[Extracted records]
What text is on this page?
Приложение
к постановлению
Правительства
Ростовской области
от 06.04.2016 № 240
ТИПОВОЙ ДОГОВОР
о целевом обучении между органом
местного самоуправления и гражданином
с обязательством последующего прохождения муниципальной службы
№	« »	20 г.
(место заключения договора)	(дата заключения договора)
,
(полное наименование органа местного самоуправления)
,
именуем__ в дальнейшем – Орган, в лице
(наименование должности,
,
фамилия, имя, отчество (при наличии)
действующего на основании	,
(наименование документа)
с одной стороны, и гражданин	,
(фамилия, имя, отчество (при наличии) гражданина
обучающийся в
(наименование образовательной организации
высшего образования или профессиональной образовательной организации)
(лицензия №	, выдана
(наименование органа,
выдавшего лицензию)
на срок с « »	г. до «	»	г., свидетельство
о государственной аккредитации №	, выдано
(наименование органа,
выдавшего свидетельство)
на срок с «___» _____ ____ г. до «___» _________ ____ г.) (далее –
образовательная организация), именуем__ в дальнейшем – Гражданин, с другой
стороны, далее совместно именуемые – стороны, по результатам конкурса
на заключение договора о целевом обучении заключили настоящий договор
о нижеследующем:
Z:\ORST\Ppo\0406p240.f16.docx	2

→ **What the exercise asks**:
Output the full listing without altering anything.

→ **Problem solution**:
What text is on this page?
Приложение
к постановлению
Правительства
Ростовской области
от 06.04.2016 № 240
ТИПОВОЙ ДОГОВОР
о целевом обучении между органом
местного самоуправления и гражданином
с обязательством последующего прохождения муниципальной службы
№	« »	20 г.
(место заключения договора)	(дата заключения договора)
,
(полное наименование органа местного самоуправления)
,
именуем__ в дальнейшем – Орган, в лице
(наименование должности,
,
фамилия, имя, отчество (при наличии)
действующего на основании	,
(наименование документа)
с одной стороны, и гражданин	,
(фамилия, имя, отчество (при наличии) гражданина
обучающийся в
(наименование образовательной организации
высшего образования или профессиональной образовательной организации)
(лицензия №	, выдана
(наименование органа,
выдавшего лицензию)
на срок с « »	г. до «	»	г., свидетельство
о государственной аккредитации №	, выдано
(наименование органа,
выдавшего свидетельство)
на срок с «___» _____ ____ г. до «___» _________ ____ г.) (далее –
образовательная организация), именуем__ в дальнейшем – Гражданин, с другой
стороны, далее совместно именуемые – стороны, по результатам конкурса
на заключение договора о целевом обучении заключили настоящий договор
о нижеследующем:
Z:\ORST\Ppo\0406p240.f16.docx	2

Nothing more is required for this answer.